(Saved entries)
[start]
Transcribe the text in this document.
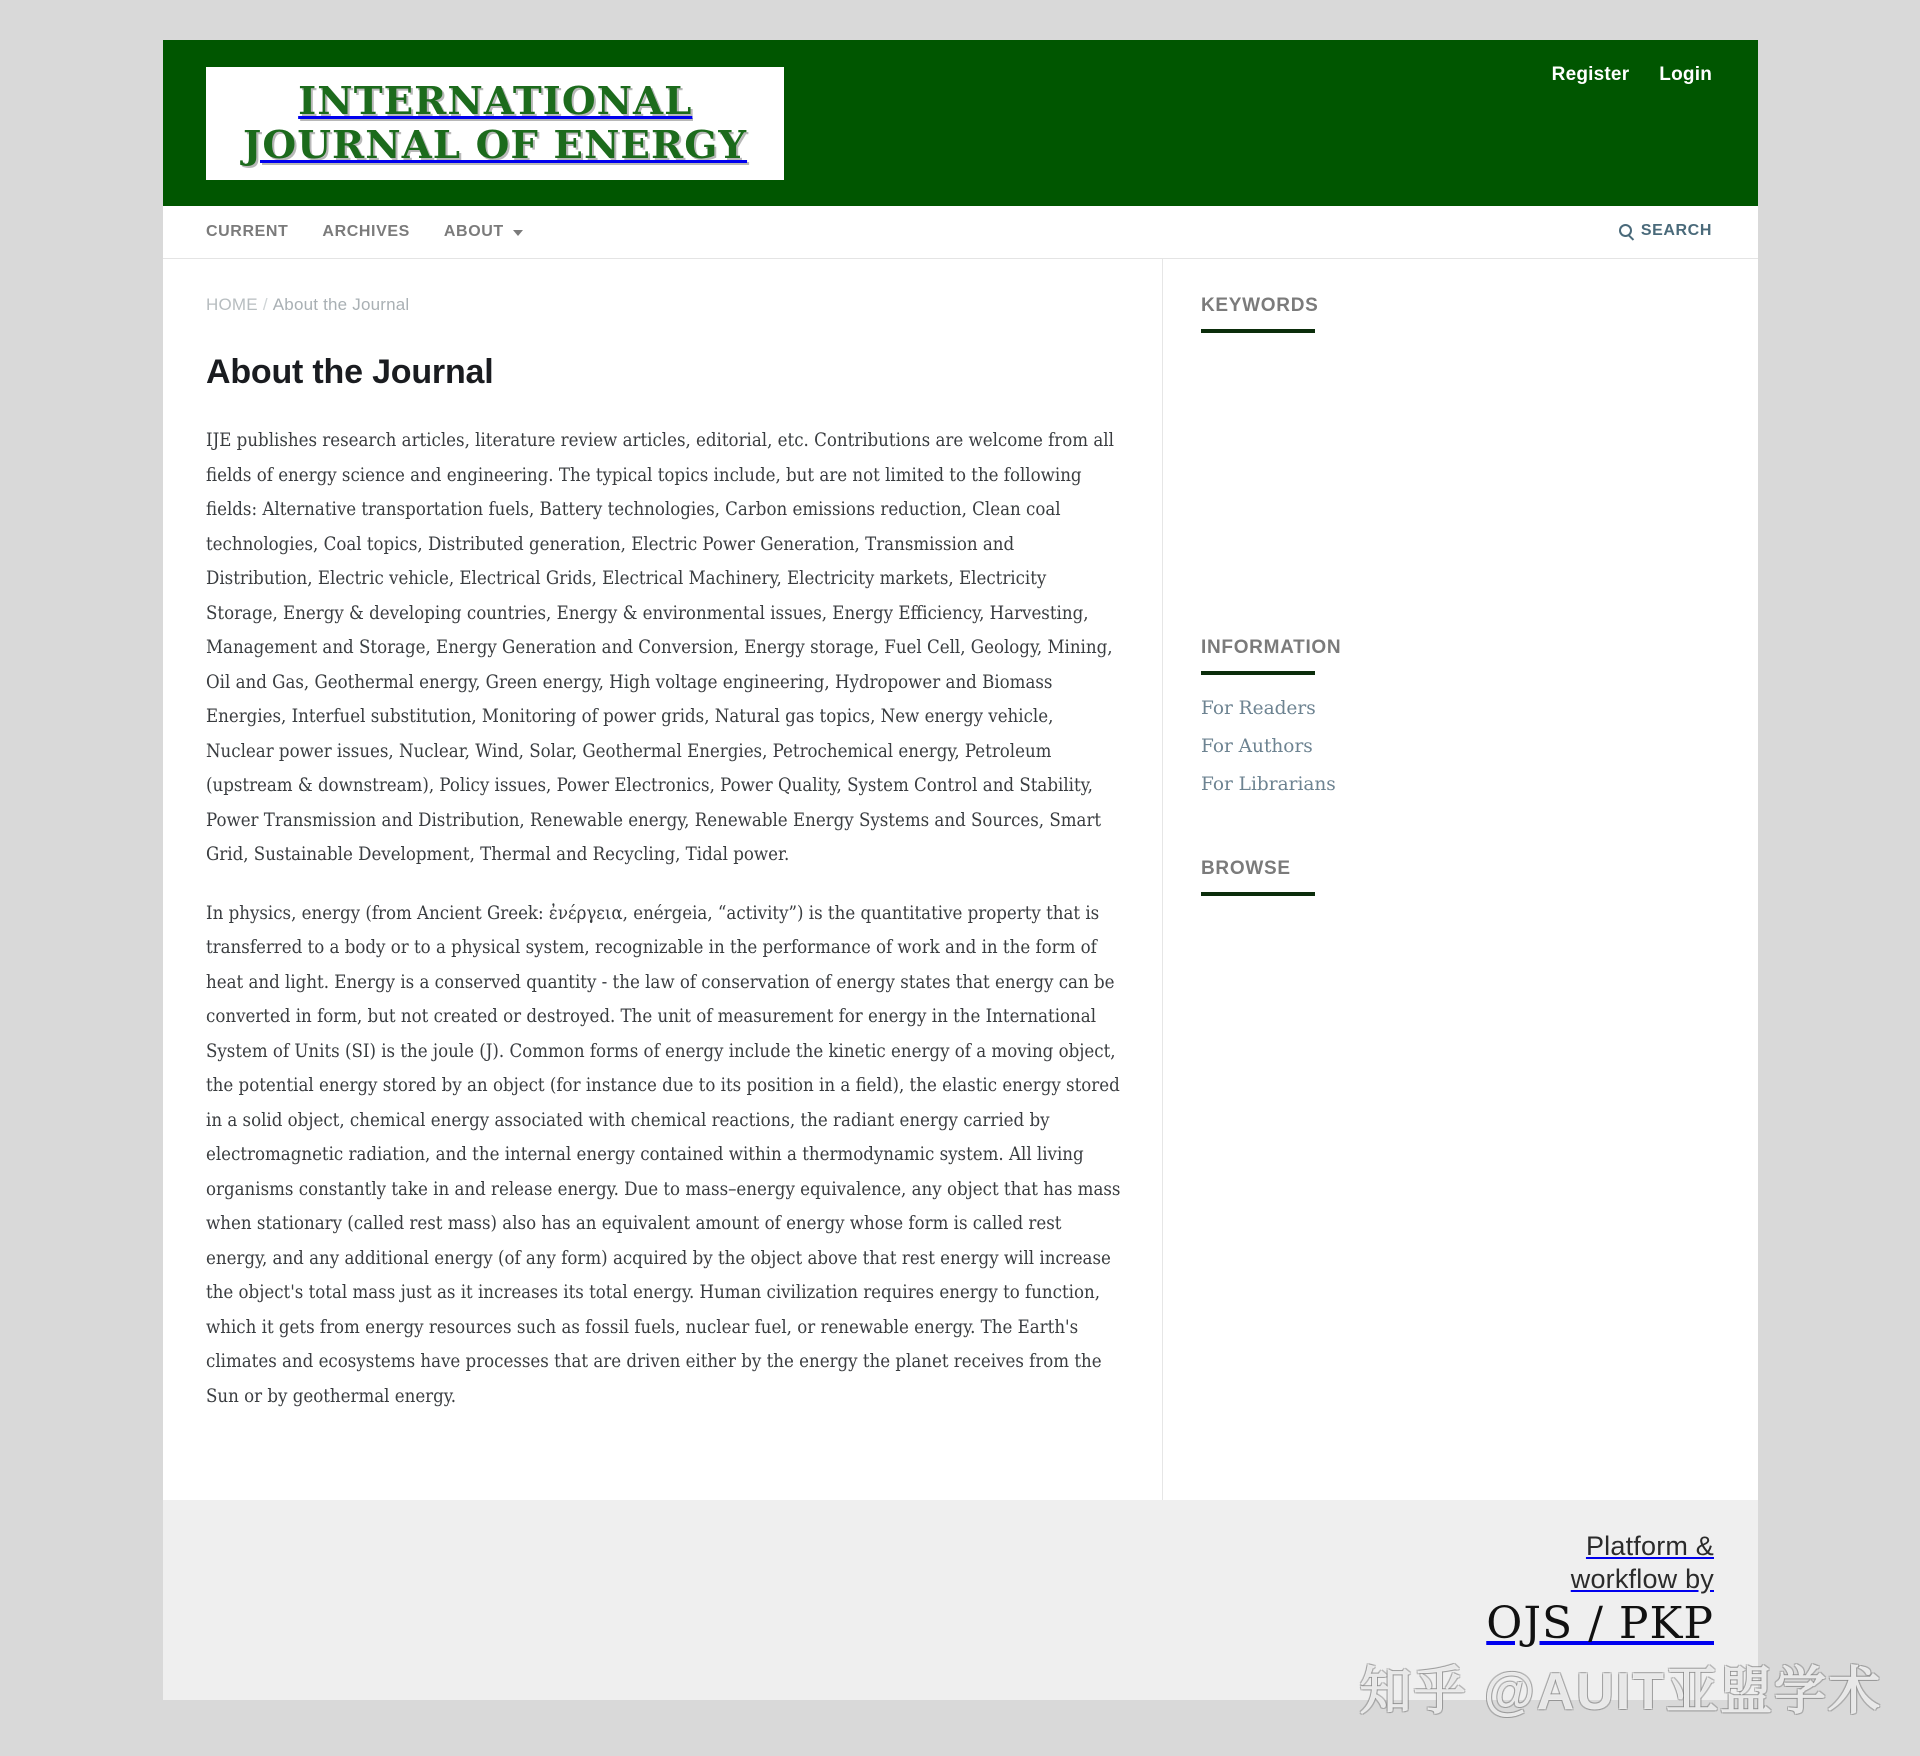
INTERNATIONAL
JOURNAL OF ENERGY
Register Login
CURRENT ARCHIVES ABOUT	SEARCH
HOME / About the Journal
About the Journal

IJE publishes research articles, literature review articles, editorial, etc. Contributions are welcome from all fields of energy science and engineering. The typical topics include, but are not limited to the following fields: Alternative transportation fuels, Battery technologies, Carbon emissions reduction, Clean coal technologies, Coal topics, Distributed generation, Electric Power Generation, Transmission and Distribution, Electric vehicle, Electrical Grids, Electrical Machinery, Electricity markets, Electricity Storage, Energy & developing countries, Energy & environmental issues, Energy Efficiency, Harvesting, Management and Storage, Energy Generation and Conversion, Energy storage, Fuel Cell, Geology, Mining, Oil and Gas, Geothermal energy, Green energy, High voltage engineering, Hydropower and Biomass Energies, Interfuel substitution, Monitoring of power grids, Natural gas topics, New energy vehicle, Nuclear power issues, Nuclear, Wind, Solar, Geothermal Energies, Petrochemical energy, Petroleum (upstream & downstream), Policy issues, Power Electronics, Power Quality, System Control and Stability, Power Transmission and Distribution, Renewable energy, Renewable Energy Systems and Sources, Smart Grid, Sustainable Development, Thermal and Recycling, Tidal power.

In physics, energy (from Ancient Greek: ἐνέργεια, enérgeia, “activity”) is the quantitative property that is transferred to a body or to a physical system, recognizable in the performance of work and in the form of heat and light. Energy is a conserved quantity - the law of conservation of energy states that energy can be converted in form, but not created or destroyed. The unit of measurement for energy in the International System of Units (SI) is the joule (J). Common forms of energy include the kinetic energy of a moving object, the potential energy stored by an object (for instance due to its position in a field), the elastic energy stored in a solid object, chemical energy associated with chemical reactions, the radiant energy carried by electromagnetic radiation, and the internal energy contained within a thermodynamic system. All living organisms constantly take in and release energy. Due to mass–energy equivalence, any object that has mass when stationary (called rest mass) also has an equivalent amount of energy whose form is called rest energy, and any additional energy (of any form) acquired by the object above that rest energy will increase the object's total mass just as it increases its total energy. Human civilization requires energy to function, which it gets from energy resources such as fossil fuels, nuclear fuel, or renewable energy. The Earth's climates and ecosystems have processes that are driven either by the energy the planet receives from the Sun or by geothermal energy.

KEYWORDS
INFORMATION
For Readers
For Authors
For Librarians
BROWSE
Platform &
workflow by
OJS / PKP
知乎 @AUIT亚盟学术
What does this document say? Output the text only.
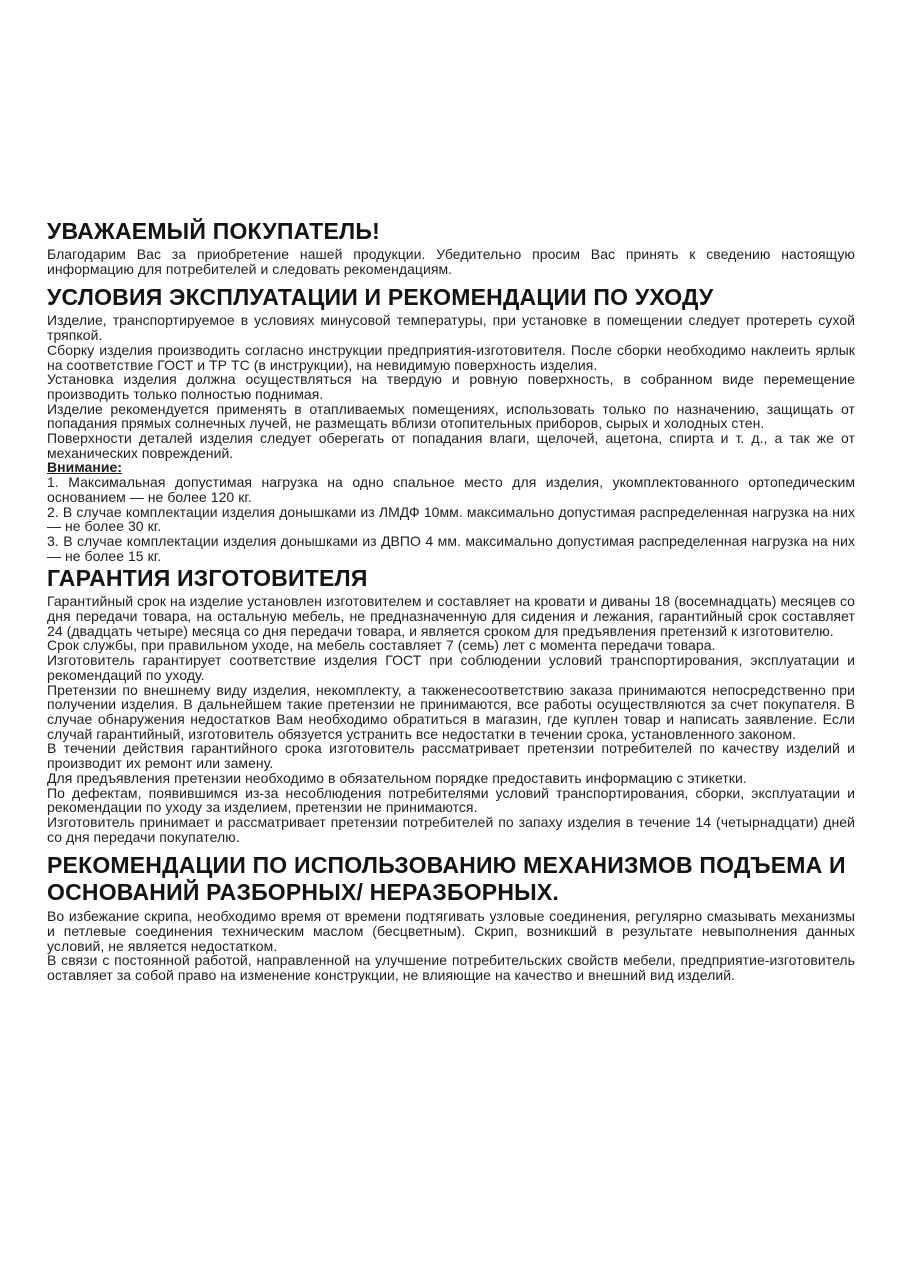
УВАЖАЕМЫЙ ПОКУПАТЕЛЬ!

Благодарим Вас за приобретение нашей продукции. Убедительно просим Вас принять к сведению настоящую информацию для потребителей и следовать рекомендациям.

УСЛОВИЯ ЭКСПЛУАТАЦИИ И РЕКОМЕНДАЦИИ ПО УХОДУ

Изделие, транспортируемое в условиях минусовой температуры, при установке в помещении следует протереть сухой тряпкой.

Сборку изделия производить согласно инструкции предприятия-изготовителя. После сборки необходимо наклеить ярлык на соответствие ГОСТ и ТР ТС (в инструкции), на невидимую поверхность изделия.

Установка изделия должна осуществляться на твердую и ровную поверхность, в собранном виде перемещение производить только полностью поднимая.

Изделие рекомендуется применять в отапливаемых помещениях, использовать только по назначению, защищать от попадания прямых солнечных лучей, не размещать вблизи отопительных приборов, сырых и холодных стен.

Поверхности деталей изделия следует оберегать от попадания влаги, щелочей, ацетона, спирта и т. д., а так же от механических повреждений.

Внимание:

1. Максимальная допустимая нагрузка на одно спальное место для изделия, укомплектованного ортопедическим основанием — не более 120 кг.

2. В случае комплектации изделия донышками из ЛМДФ 10мм. максимально допустимая распределенная нагрузка на них — не более 30 кг.

3. В случае комплектации изделия донышками из ДВПО 4 мм. максимально допустимая распределенная нагрузка на них — не более 15 кг.

ГАРАНТИЯ ИЗГОТОВИТЕЛЯ

Гарантийный срок на изделие установлен изготовителем и составляет на кровати и диваны 18 (восемнадцать) месяцев со дня передачи товара, на остальную мебель, не предназначенную для сидения и лежания, гарантийный срок составляет 24 (двадцать четыре) месяца со дня передачи товара, и является сроком для предъявления претензий к изготовителю.

Срок службы, при правильном уходе, на мебель составляет 7 (семь) лет с момента передачи товара.

Изготовитель гарантирует соответствие изделия ГОСТ при соблюдении условий транспортирования, эксплуатации и рекомендаций по уходу.

Претензии по внешнему виду изделия, некомплекту, а такженесоответствию заказа принимаются непосредственно при получении изделия. В дальнейшем такие претензии не принимаются, все работы осуществляются за счет покупателя. В случае обнаружения недостатков Вам необходимо обратиться в магазин, где куплен товар и написать заявление. Если случай гарантийный, изготовитель обязуется устранить все недостатки в течении срока, установленного законом.

В течении действия гарантийного срока изготовитель рассматривает претензии потребителей по качеству изделий и производит их ремонт или замену.

Для предъявления претензии необходимо в обязательном порядке предоставить информацию с этикетки.

По дефектам, появившимся из-за несоблюдения потребителями условий транспортирования, сборки, эксплуатации и рекомендации по уходу за изделием, претензии не принимаются.

Изготовитель принимает и рассматривает претензии потребителей по запаху изделия в течение 14 (четырнадцати) дней со дня передачи покупателю.

РЕКОМЕНДАЦИИ ПО ИСПОЛЬЗОВАНИЮ МЕХАНИЗМОВ ПОДЪЕМА И ОСНОВАНИЙ РАЗБОРНЫХ/ НЕРАЗБОРНЫХ.

Во избежание скрипа, необходимо время от времени подтягивать узловые соединения, регулярно смазывать механизмы и петлевые соединения техническим маслом (бесцветным). Скрип, возникший в результате невыполнения данных условий, не является недостатком.

В связи с постоянной работой, направленной на улучшение потребительских свойств мебели, предприятие-изготовитель оставляет за собой право на изменение конструкции, не влияющие на качество и внешний вид изделий.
[end]
Exercise objective:
Produce an exact copy of each line of data, skipping embedded images.

Reply to the task:
Transcribe the text in this document.
INTERNATIONAL
JOURNAL OF ENERGY
Register Login
CURRENT ARCHIVES ABOUT	SEARCH
HOME / About the Journal
About the Journal

IJE publishes research articles, literature review articles, editorial, etc. Contributions are welcome from all fields of energy science and engineering. The typical topics include, but are not limited to the following fields: Alternative transportation fuels, Battery technologies, Carbon emissions reduction, Clean coal technologies, Coal topics, Distributed generation, Electric Power Generation, Transmission and Distribution, Electric vehicle, Electrical Grids, Electrical Machinery, Electricity markets, Electricity Storage, Energy & developing countries, Energy & environmental issues, Energy Efficiency, Harvesting, Management and Storage, Energy Generation and Conversion, Energy storage, Fuel Cell, Geology, Mining, Oil and Gas, Geothermal energy, Green energy, High voltage engineering, Hydropower and Biomass Energies, Interfuel substitution, Monitoring of power grids, Natural gas topics, New energy vehicle, Nuclear power issues, Nuclear, Wind, Solar, Geothermal Energies, Petrochemical energy, Petroleum (upstream & downstream), Policy issues, Power Electronics, Power Quality, System Control and Stability, Power Transmission and Distribution, Renewable energy, Renewable Energy Systems and Sources, Smart Grid, Sustainable Development, Thermal and Recycling, Tidal power.

In physics, energy (from Ancient Greek: ἐνέργεια, enérgeia, “activity”) is the quantitative property that is transferred to a body or to a physical system, recognizable in the performance of work and in the form of heat and light. Energy is a conserved quantity - the law of conservation of energy states that energy can be converted in form, but not created or destroyed. The unit of measurement for energy in the International System of Units (SI) is the joule (J). Common forms of energy include the kinetic energy of a moving object, the potential energy stored by an object (for instance due to its position in a field), the elastic energy stored in a solid object, chemical energy associated with chemical reactions, the radiant energy carried by electromagnetic radiation, and the internal energy contained within a thermodynamic system. All living organisms constantly take in and release energy. Due to mass–energy equivalence, any object that has mass when stationary (called rest mass) also has an equivalent amount of energy whose form is called rest energy, and any additional energy (of any form) acquired by the object above that rest energy will increase the object's total mass just as it increases its total energy. Human civilization requires energy to function, which it gets from energy resources such as fossil fuels, nuclear fuel, or renewable energy. The Earth's climates and ecosystems have processes that are driven either by the energy the planet receives from the Sun or by geothermal energy.

KEYWORDS
INFORMATION
For Readers
For Authors
For Librarians
BROWSE
Platform &
workflow by
OJS / PKP
知乎 @AUIT亚盟学术
What does this document say? Output the text only.
УВАЖАЕМЫЙ ПОКУПАТЕЛЬ!

Благодарим Вас за приобретение нашей продукции. Убедительно просим Вас принять к сведению настоящую информацию для потребителей и следовать рекомендациям.

УСЛОВИЯ ЭКСПЛУАТАЦИИ И РЕКОМЕНДАЦИИ ПО УХОДУ

Изделие, транспортируемое в условиях минусовой температуры, при установке в помещении следует протереть сухой тряпкой.

Сборку изделия производить согласно инструкции предприятия-изготовителя. После сборки необходимо наклеить ярлык на соответствие ГОСТ и ТР ТС (в инструкции), на невидимую поверхность изделия.

Установка изделия должна осуществляться на твердую и ровную поверхность, в собранном виде перемещение производить только полностью поднимая.

Изделие рекомендуется применять в отапливаемых помещениях, использовать только по назначению, защищать от попадания прямых солнечных лучей, не размещать вблизи отопительных приборов, сырых и холодных стен.

Поверхности деталей изделия следует оберегать от попадания влаги, щелочей, ацетона, спирта и т. д., а так же от механических повреждений.

Внимание:

1. Максимальная допустимая нагрузка на одно спальное место для изделия, укомплектованного ортопедическим основанием — не более 120 кг.

2. В случае комплектации изделия донышками из ЛМДФ 10мм. максимально допустимая распределенная нагрузка на них — не более 30 кг.

3. В случае комплектации изделия донышками из ДВПО 4 мм. максимально допустимая распределенная нагрузка на них — не более 15 кг.

ГАРАНТИЯ ИЗГОТОВИТЕЛЯ

Гарантийный срок на изделие установлен изготовителем и составляет на кровати и диваны 18 (восемнадцать) месяцев со дня передачи товара, на остальную мебель, не предназначенную для сидения и лежания, гарантийный срок составляет 24 (двадцать четыре) месяца со дня передачи товара, и является сроком для предъявления претензий к изготовителю.

Срок службы, при правильном уходе, на мебель составляет 7 (семь) лет с момента передачи товара.

Изготовитель гарантирует соответствие изделия ГОСТ при соблюдении условий транспортирования, эксплуатации и рекомендаций по уходу.

Претензии по внешнему виду изделия, некомплекту, а такженесоответствию заказа принимаются непосредственно при получении изделия. В дальнейшем такие претензии не принимаются, все работы осуществляются за счет покупателя. В случае обнаружения недостатков Вам необходимо обратиться в магазин, где куплен товар и написать заявление. Если случай гарантийный, изготовитель обязуется устранить все недостатки в течении срока, установленного законом.

В течении действия гарантийного срока изготовитель рассматривает претензии потребителей по качеству изделий и производит их ремонт или замену.

Для предъявления претензии необходимо в обязательном порядке предоставить информацию с этикетки.

По дефектам, появившимся из-за несоблюдения потребителями условий транспортирования, сборки, эксплуатации и рекомендации по уходу за изделием, претензии не принимаются.

Изготовитель принимает и рассматривает претензии потребителей по запаху изделия в течение 14 (четырнадцати) дней со дня передачи покупателю.

РЕКОМЕНДАЦИИ ПО ИСПОЛЬЗОВАНИЮ МЕХАНИЗМОВ ПОДЪЕМА И ОСНОВАНИЙ РАЗБОРНЫХ/ НЕРАЗБОРНЫХ.

Во избежание скрипа, необходимо время от времени подтягивать узловые соединения, регулярно смазывать механизмы и петлевые соединения техническим маслом (бесцветным). Скрип, возникший в результате невыполнения данных условий, не является недостатком.

В связи с постоянной работой, направленной на улучшение потребительских свойств мебели, предприятие-изготовитель оставляет за собой право на изменение конструкции, не влияющие на качество и внешний вид изделий.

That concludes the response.